(Stored entries)
━━━━━━━━
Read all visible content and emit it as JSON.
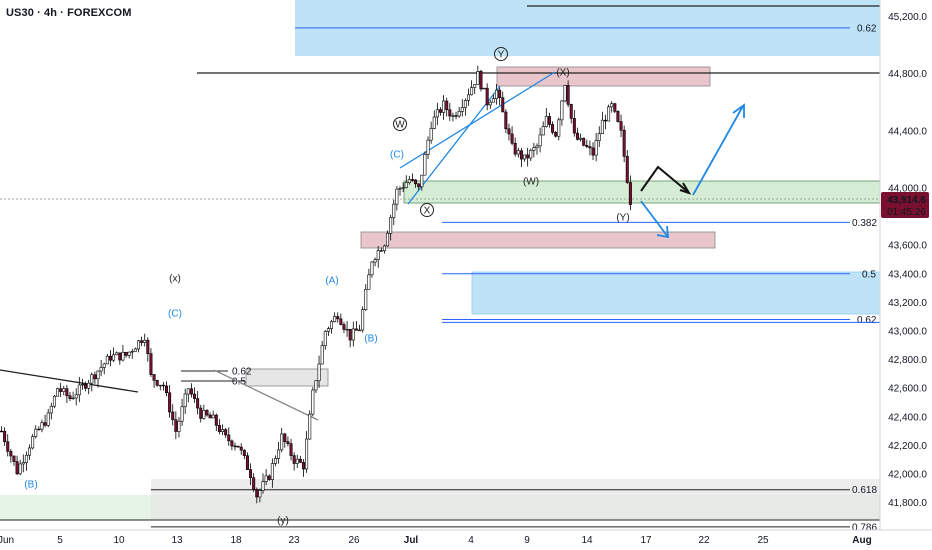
{
  "header": {
    "title": "US30 · 4h · FOREXCOM"
  },
  "colors": {
    "up_fill": "#ffffff",
    "down_fill": "#7a1030",
    "candle_line": "#000000",
    "fib_blue": "#2962ff",
    "wave_blue": "#1e88e5",
    "zone_blue": "#bfe3f6",
    "zone_green": "#d4edd4",
    "zone_red": "#e9c6cc",
    "zone_grey": "#e6e6e6",
    "price_tag": "#7a1030"
  },
  "price_tag": {
    "price": "43,914.6",
    "countdown": "01:45:26"
  },
  "chart_data": {
    "type": "candlestick",
    "symbol": "US30",
    "timeframe": "4h",
    "broker": "FOREXCOM",
    "y_range": [
      41580,
      45350
    ],
    "y_ticks": [
      {
        "v": 45200,
        "label": "45,200.0"
      },
      {
        "v": 44800,
        "label": "44,800.0"
      },
      {
        "v": 44400,
        "label": "44,400.0"
      },
      {
        "v": 44000,
        "label": "44,000.0"
      },
      {
        "v": 43600,
        "label": "43,600.0"
      },
      {
        "v": 43400,
        "label": "43,400.0"
      },
      {
        "v": 43200,
        "label": "43,200.0"
      },
      {
        "v": 43000,
        "label": "43,000.0"
      },
      {
        "v": 42800,
        "label": "42,800.0"
      },
      {
        "v": 42600,
        "label": "42,600.0"
      },
      {
        "v": 42400,
        "label": "42,400.0"
      },
      {
        "v": 42200,
        "label": "42,200.0"
      },
      {
        "v": 42000,
        "label": "42,000.0"
      },
      {
        "v": 41800,
        "label": "41,800.0"
      }
    ],
    "x_ticks": [
      "Jun",
      "5",
      "10",
      "13",
      "18",
      "23",
      "26",
      "Jul",
      "4",
      "9",
      "14",
      "17",
      "22",
      "25",
      "Aug"
    ],
    "levels": [
      {
        "value": 45120,
        "label": "0.62"
      },
      {
        "value": 43760,
        "label": "0.382"
      },
      {
        "value": 43400,
        "label": "0.5"
      },
      {
        "value": 43080,
        "label": "0.62"
      },
      {
        "value": 41890,
        "label": "0.618"
      },
      {
        "value": 41630,
        "label": "0.786"
      },
      {
        "value": 42720,
        "label": "0.62"
      },
      {
        "value": 42650,
        "label": "0.5"
      }
    ],
    "wave_labels": [
      {
        "text": "Y",
        "circled": true
      },
      {
        "text": "(X)",
        "circled": false
      },
      {
        "text": "W",
        "circled": true
      },
      {
        "text": "(C)",
        "circled": false
      },
      {
        "text": "(W)",
        "circled": false
      },
      {
        "text": "X",
        "circled": true
      },
      {
        "text": "(Y)",
        "circled": false
      },
      {
        "text": "(x)",
        "circled": false
      },
      {
        "text": "(C)",
        "circled": false
      },
      {
        "text": "(A)",
        "circled": false
      },
      {
        "text": "(B)",
        "circled": false
      },
      {
        "text": "(B)",
        "circled": false
      },
      {
        "text": "(y)",
        "circled": false
      }
    ],
    "anchors": [
      [
        0,
        42300
      ],
      [
        5,
        42020
      ],
      [
        10,
        42250
      ],
      [
        15,
        42400
      ],
      [
        18,
        42600
      ],
      [
        22,
        42530
      ],
      [
        26,
        42610
      ],
      [
        30,
        42700
      ],
      [
        35,
        42820
      ],
      [
        40,
        42830
      ],
      [
        46,
        42970
      ],
      [
        48,
        42680
      ],
      [
        52,
        42620
      ],
      [
        56,
        42300
      ],
      [
        60,
        42600
      ],
      [
        64,
        42420
      ],
      [
        68,
        42380
      ],
      [
        72,
        42250
      ],
      [
        76,
        42200
      ],
      [
        80,
        42000
      ],
      [
        82,
        41850
      ],
      [
        86,
        41990
      ],
      [
        90,
        42260
      ],
      [
        94,
        42100
      ],
      [
        97,
        42060
      ],
      [
        100,
        42560
      ],
      [
        104,
        43000
      ],
      [
        108,
        43120
      ],
      [
        112,
        42960
      ],
      [
        115,
        43020
      ],
      [
        119,
        43500
      ],
      [
        123,
        43620
      ],
      [
        127,
        43980
      ],
      [
        131,
        44060
      ],
      [
        134,
        43990
      ],
      [
        138,
        44450
      ],
      [
        142,
        44580
      ],
      [
        145,
        44500
      ],
      [
        149,
        44630
      ],
      [
        153,
        44790
      ],
      [
        156,
        44600
      ],
      [
        159,
        44680
      ],
      [
        161,
        44520
      ],
      [
        164,
        44280
      ],
      [
        168,
        44200
      ],
      [
        172,
        44290
      ],
      [
        175,
        44480
      ],
      [
        178,
        44380
      ],
      [
        181,
        44740
      ],
      [
        184,
        44360
      ],
      [
        187,
        44300
      ],
      [
        190,
        44240
      ],
      [
        193,
        44460
      ],
      [
        196,
        44570
      ],
      [
        199,
        44380
      ],
      [
        202,
        43910
      ]
    ]
  }
}
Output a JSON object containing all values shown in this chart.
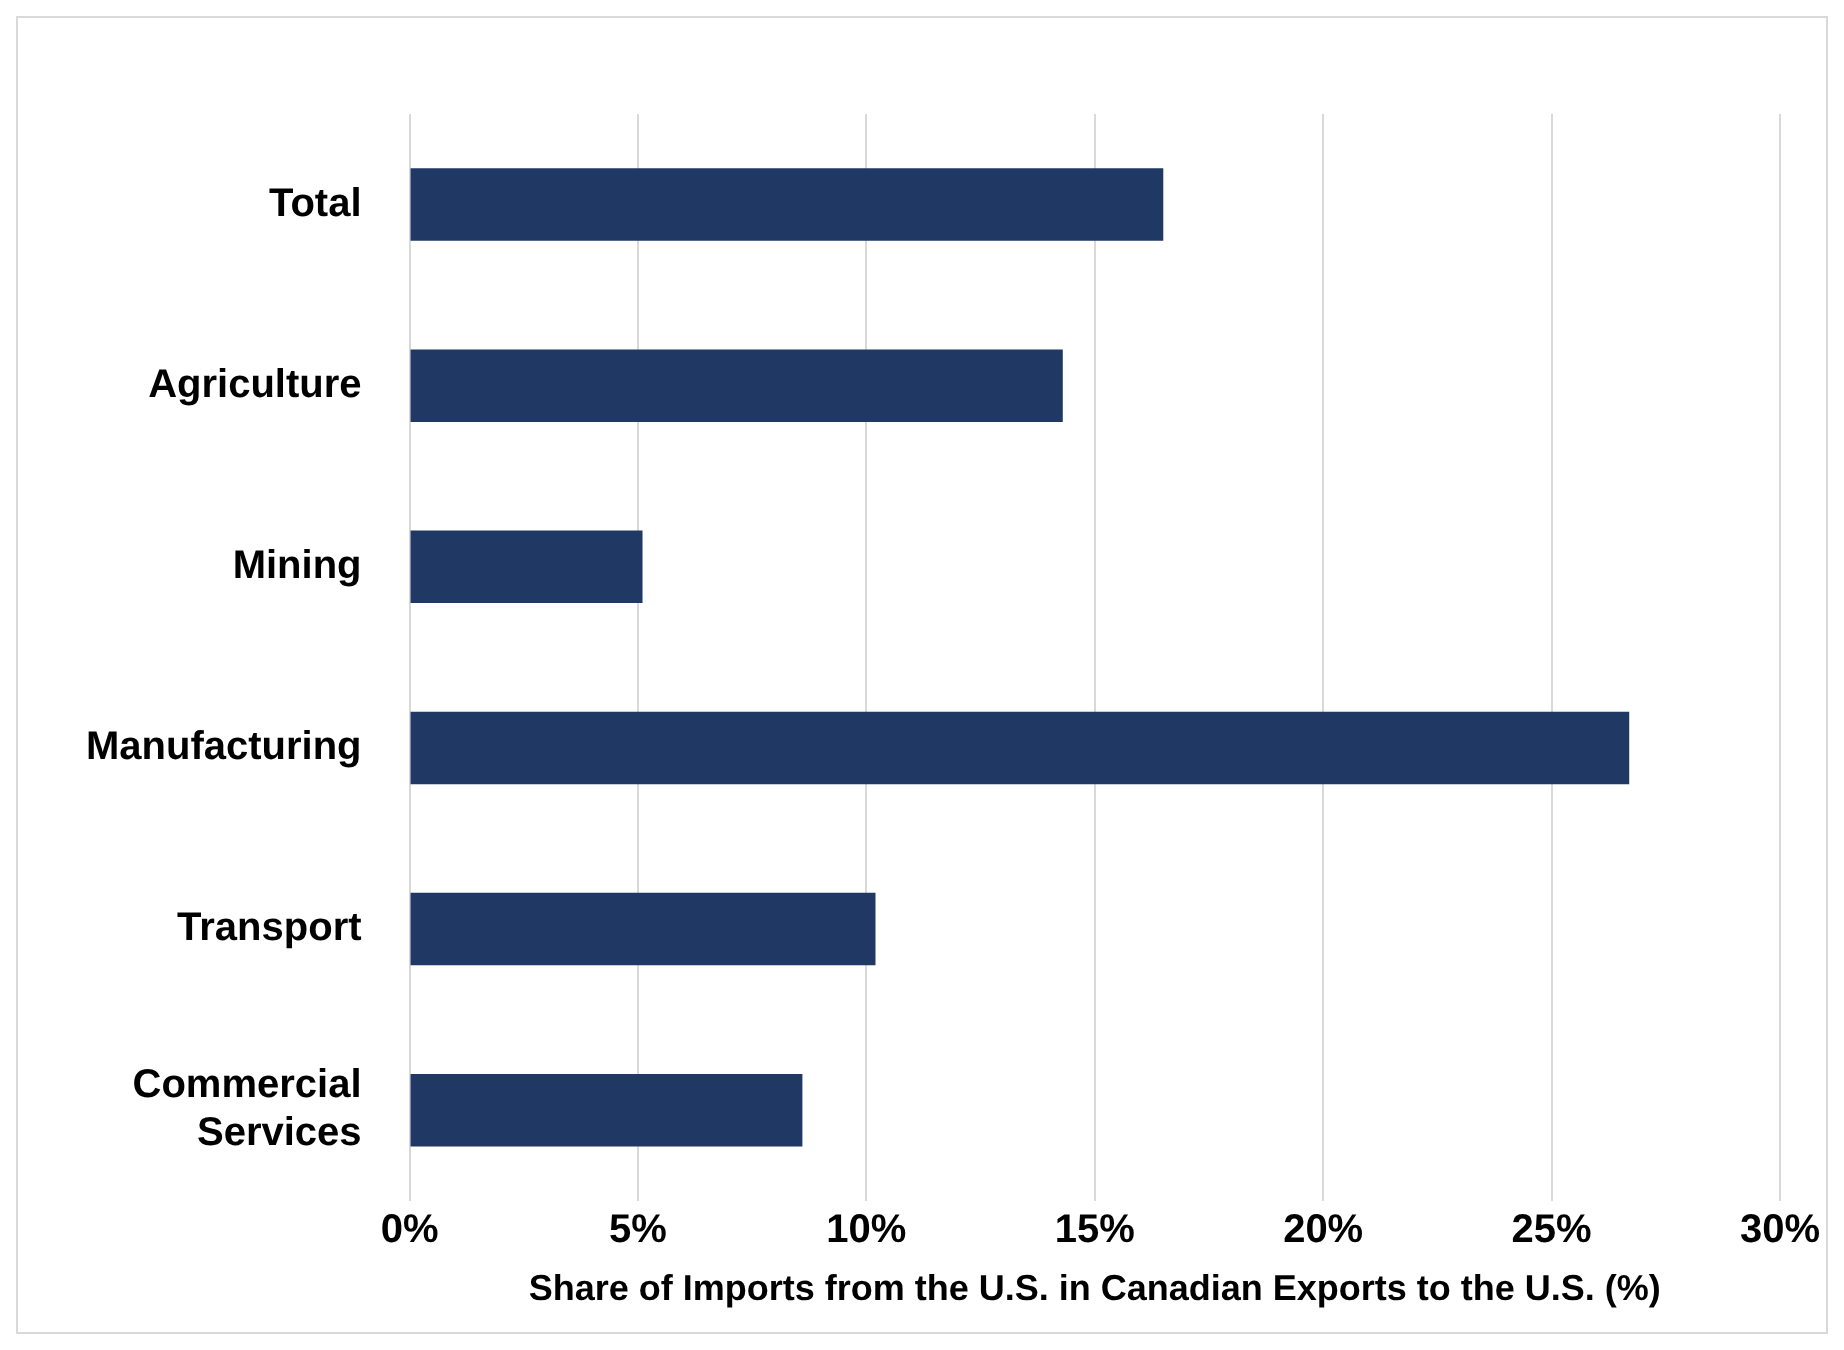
{
  "chart_data": {
    "type": "bar",
    "orientation": "horizontal",
    "xlabel": "Share of Imports from the U.S. in Canadian Exports to the U.S. (%)",
    "categories": [
      "Total",
      "Agriculture",
      "Mining",
      "Manufacturing",
      "Transport",
      "Commercial Services"
    ],
    "values": [
      16.5,
      14.3,
      5.1,
      26.7,
      10.2,
      8.6
    ],
    "color": "#1f3864",
    "xlim": [
      0,
      30
    ],
    "xticks": [
      {
        "value": 0,
        "label": "0%"
      },
      {
        "value": 5,
        "label": "5%"
      },
      {
        "value": 10,
        "label": "10%"
      },
      {
        "value": 15,
        "label": "15%"
      },
      {
        "value": 20,
        "label": "20%"
      },
      {
        "value": 25,
        "label": "25%"
      },
      {
        "value": 30,
        "label": "30%"
      }
    ],
    "grid": "x"
  }
}
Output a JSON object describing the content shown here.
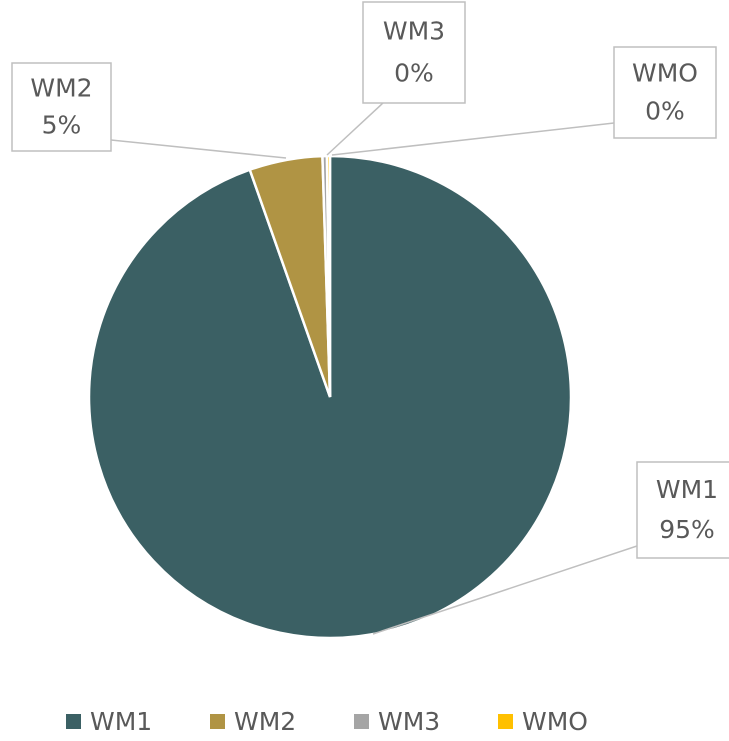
{
  "chart_data": {
    "type": "pie",
    "categories": [
      "WM1",
      "WM2",
      "WM3",
      "WMO"
    ],
    "values": [
      94.6,
      4.9,
      0.3,
      0.2
    ],
    "value_labels": [
      "95%",
      "5%",
      "0%",
      "0%"
    ],
    "colors": [
      "#3b6064",
      "#b09444",
      "#a5a5a5",
      "#ffc000"
    ],
    "legend": "bottom"
  }
}
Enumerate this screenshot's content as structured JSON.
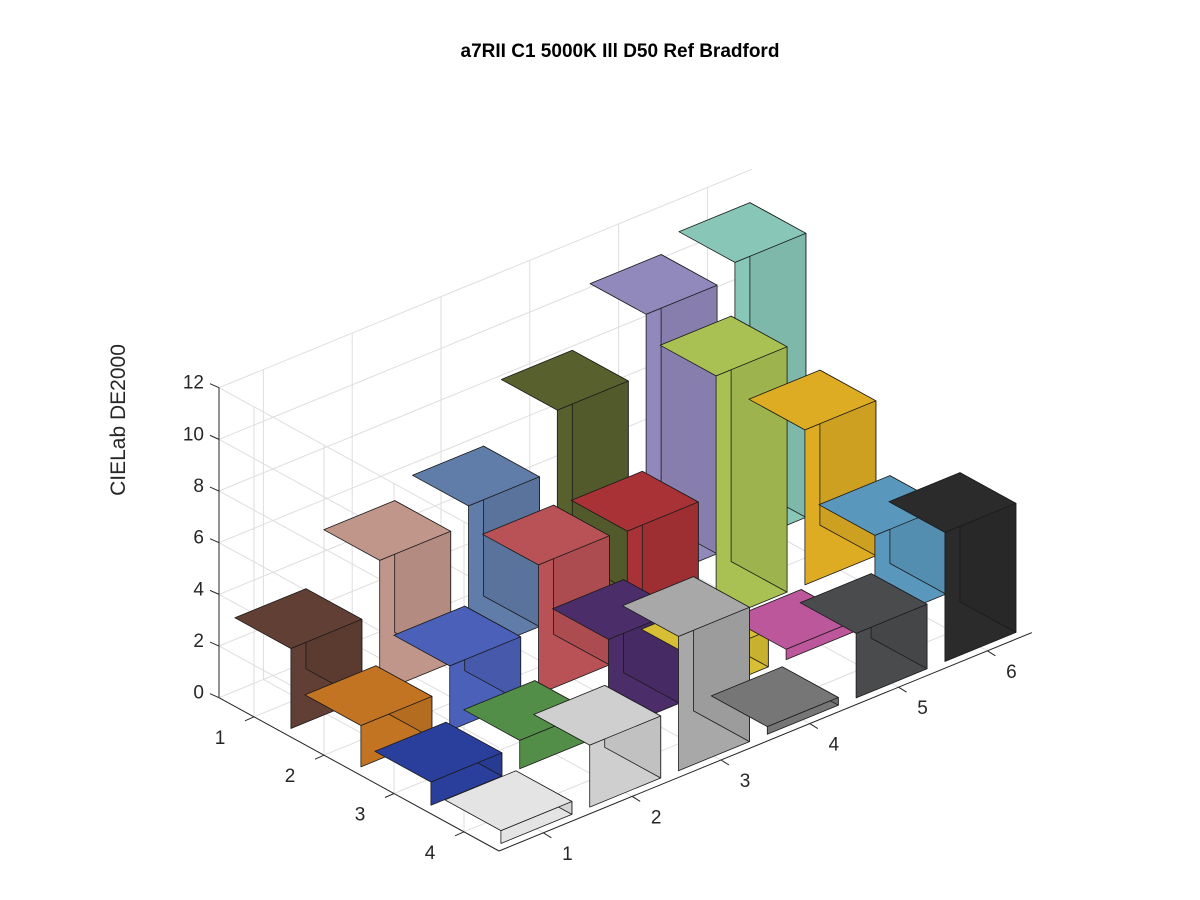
{
  "chart_data": {
    "type": "bar3d",
    "title": "a7RII C1 5000K Ill D50 Ref Bradford",
    "xlabel": "",
    "ylabel": "",
    "zlabel": "CIELab DE2000",
    "zlim": [
      0,
      12
    ],
    "z_ticks": [
      "0",
      "2",
      "4",
      "6",
      "8",
      "10",
      "12"
    ],
    "rows": [
      "1",
      "2",
      "3",
      "4"
    ],
    "columns": [
      "1",
      "2",
      "3",
      "4",
      "5",
      "6"
    ],
    "grid": true,
    "values": [
      [
        3.1,
        5.1,
        5.8,
        8.1,
        10.4,
        11.0
      ],
      [
        1.6,
        2.5,
        5.0,
        4.9,
        9.5,
        6.0
      ],
      [
        0.9,
        1.1,
        3.6,
        1.4,
        0.4,
        3.4
      ],
      [
        0.5,
        2.4,
        5.2,
        0.3,
        2.5,
        5.0
      ]
    ],
    "colors": [
      [
        "#623f34",
        "#c0958a",
        "#607ca8",
        "#58602d",
        "#9188bb",
        "#88c6b8"
      ],
      [
        "#c27422",
        "#4b60b8",
        "#b95257",
        "#a93237",
        "#a9c153",
        "#deac23"
      ],
      [
        "#2a3f9c",
        "#538e48",
        "#4b2d6a",
        "#d8be34",
        "#bc579b",
        "#5998bc"
      ],
      [
        "#e4e4e4",
        "#cfcfcf",
        "#a8a8a8",
        "#767676",
        "#4a4b4d",
        "#2a2b2a"
      ]
    ]
  }
}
━━━━━━━━
**WHAT THE TASK REQUIRES**:
Please output exactly the lines from the line containing "Enumerate this screenshot's" through the last line of the records above, both included, and leave out any pictures.

**TASK OUTPUT**:
Enumerate this screenshot's content as structured JSON.
{
  "chart_data": {
    "type": "bar3d",
    "title": "a7RII C1 5000K Ill D50 Ref Bradford",
    "xlabel": "",
    "ylabel": "",
    "zlabel": "CIELab DE2000",
    "zlim": [
      0,
      12
    ],
    "z_ticks": [
      "0",
      "2",
      "4",
      "6",
      "8",
      "10",
      "12"
    ],
    "rows": [
      "1",
      "2",
      "3",
      "4"
    ],
    "columns": [
      "1",
      "2",
      "3",
      "4",
      "5",
      "6"
    ],
    "grid": true,
    "values": [
      [
        3.1,
        5.1,
        5.8,
        8.1,
        10.4,
        11.0
      ],
      [
        1.6,
        2.5,
        5.0,
        4.9,
        9.5,
        6.0
      ],
      [
        0.9,
        1.1,
        3.6,
        1.4,
        0.4,
        3.4
      ],
      [
        0.5,
        2.4,
        5.2,
        0.3,
        2.5,
        5.0
      ]
    ],
    "colors": [
      [
        "#623f34",
        "#c0958a",
        "#607ca8",
        "#58602d",
        "#9188bb",
        "#88c6b8"
      ],
      [
        "#c27422",
        "#4b60b8",
        "#b95257",
        "#a93237",
        "#a9c153",
        "#deac23"
      ],
      [
        "#2a3f9c",
        "#538e48",
        "#4b2d6a",
        "#d8be34",
        "#bc579b",
        "#5998bc"
      ],
      [
        "#e4e4e4",
        "#cfcfcf",
        "#a8a8a8",
        "#767676",
        "#4a4b4d",
        "#2a2b2a"
      ]
    ]
  }
}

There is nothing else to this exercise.